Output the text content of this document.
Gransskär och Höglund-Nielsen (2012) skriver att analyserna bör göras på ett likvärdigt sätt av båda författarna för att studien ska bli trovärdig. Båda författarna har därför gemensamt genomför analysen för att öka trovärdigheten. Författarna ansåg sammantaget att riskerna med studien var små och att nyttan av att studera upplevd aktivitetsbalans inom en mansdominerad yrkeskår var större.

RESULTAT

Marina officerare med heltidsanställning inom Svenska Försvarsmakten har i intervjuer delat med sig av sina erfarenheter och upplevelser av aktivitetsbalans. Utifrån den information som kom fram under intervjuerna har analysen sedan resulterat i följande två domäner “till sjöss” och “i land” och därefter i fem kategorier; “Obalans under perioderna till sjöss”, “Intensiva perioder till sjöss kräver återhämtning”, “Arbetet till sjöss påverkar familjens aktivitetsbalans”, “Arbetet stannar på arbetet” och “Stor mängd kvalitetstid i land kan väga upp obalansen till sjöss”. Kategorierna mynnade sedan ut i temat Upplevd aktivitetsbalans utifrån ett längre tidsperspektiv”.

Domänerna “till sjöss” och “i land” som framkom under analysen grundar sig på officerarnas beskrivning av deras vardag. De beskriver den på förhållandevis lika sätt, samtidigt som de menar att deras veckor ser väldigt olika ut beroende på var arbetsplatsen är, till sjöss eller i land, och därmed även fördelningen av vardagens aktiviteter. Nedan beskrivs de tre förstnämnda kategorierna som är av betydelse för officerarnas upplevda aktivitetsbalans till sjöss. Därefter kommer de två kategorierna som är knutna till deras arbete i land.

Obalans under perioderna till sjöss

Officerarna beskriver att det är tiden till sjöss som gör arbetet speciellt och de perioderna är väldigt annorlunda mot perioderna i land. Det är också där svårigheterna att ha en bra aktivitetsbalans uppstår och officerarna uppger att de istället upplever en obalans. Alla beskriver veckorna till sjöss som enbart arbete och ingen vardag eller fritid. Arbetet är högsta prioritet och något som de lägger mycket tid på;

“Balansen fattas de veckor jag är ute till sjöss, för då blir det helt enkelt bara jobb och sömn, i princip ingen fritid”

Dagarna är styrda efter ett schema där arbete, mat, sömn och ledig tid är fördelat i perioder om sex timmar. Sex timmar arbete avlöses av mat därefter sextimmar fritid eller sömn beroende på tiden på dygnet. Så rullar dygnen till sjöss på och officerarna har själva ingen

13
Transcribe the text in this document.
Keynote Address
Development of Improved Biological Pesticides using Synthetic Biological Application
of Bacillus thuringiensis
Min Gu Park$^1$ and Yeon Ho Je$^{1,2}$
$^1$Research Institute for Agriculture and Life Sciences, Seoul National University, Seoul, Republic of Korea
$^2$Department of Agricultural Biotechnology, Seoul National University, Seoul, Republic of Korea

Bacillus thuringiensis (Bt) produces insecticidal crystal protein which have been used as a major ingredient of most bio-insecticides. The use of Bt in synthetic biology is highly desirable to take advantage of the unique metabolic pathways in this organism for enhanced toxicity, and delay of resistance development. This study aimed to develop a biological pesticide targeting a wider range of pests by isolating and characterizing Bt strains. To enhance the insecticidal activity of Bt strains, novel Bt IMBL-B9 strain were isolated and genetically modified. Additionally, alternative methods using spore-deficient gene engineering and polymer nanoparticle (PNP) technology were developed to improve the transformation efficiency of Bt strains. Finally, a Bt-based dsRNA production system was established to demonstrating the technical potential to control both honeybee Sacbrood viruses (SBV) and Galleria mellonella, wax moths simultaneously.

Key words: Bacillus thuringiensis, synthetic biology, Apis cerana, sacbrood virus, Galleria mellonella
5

*ACTION ITEM*
From the line containing "Transcribe the text in this document." down to the last line of the data, transcribe every line exactly; nothing else should appear.

*TASK RESULT*
Transcribe the text in this document.
Keynote Address
Development of Improved Biological Pesticides using Synthetic Biological Application
of Bacillus thuringiensis
Min Gu Park$^1$ and Yeon Ho Je$^{1,2}$
$^1$Research Institute for Agriculture and Life Sciences, Seoul National University, Seoul, Republic of Korea
$^2$Department of Agricultural Biotechnology, Seoul National University, Seoul, Republic of Korea

Bacillus thuringiensis (Bt) produces insecticidal crystal protein which have been used as a major ingredient of most bio-insecticides. The use of Bt in synthetic biology is highly desirable to take advantage of the unique metabolic pathways in this organism for enhanced toxicity, and delay of resistance development. This study aimed to develop a biological pesticide targeting a wider range of pests by isolating and characterizing Bt strains. To enhance the insecticidal activity of Bt strains, novel Bt IMBL-B9 strain were isolated and genetically modified. Additionally, alternative methods using spore-deficient gene engineering and polymer nanoparticle (PNP) technology were developed to improve the transformation efficiency of Bt strains. Finally, a Bt-based dsRNA production system was established to demonstrating the technical potential to control both honeybee Sacbrood viruses (SBV) and Galleria mellonella, wax moths simultaneously.

Key words: Bacillus thuringiensis, synthetic biology, Apis cerana, sacbrood virus, Galleria mellonella
5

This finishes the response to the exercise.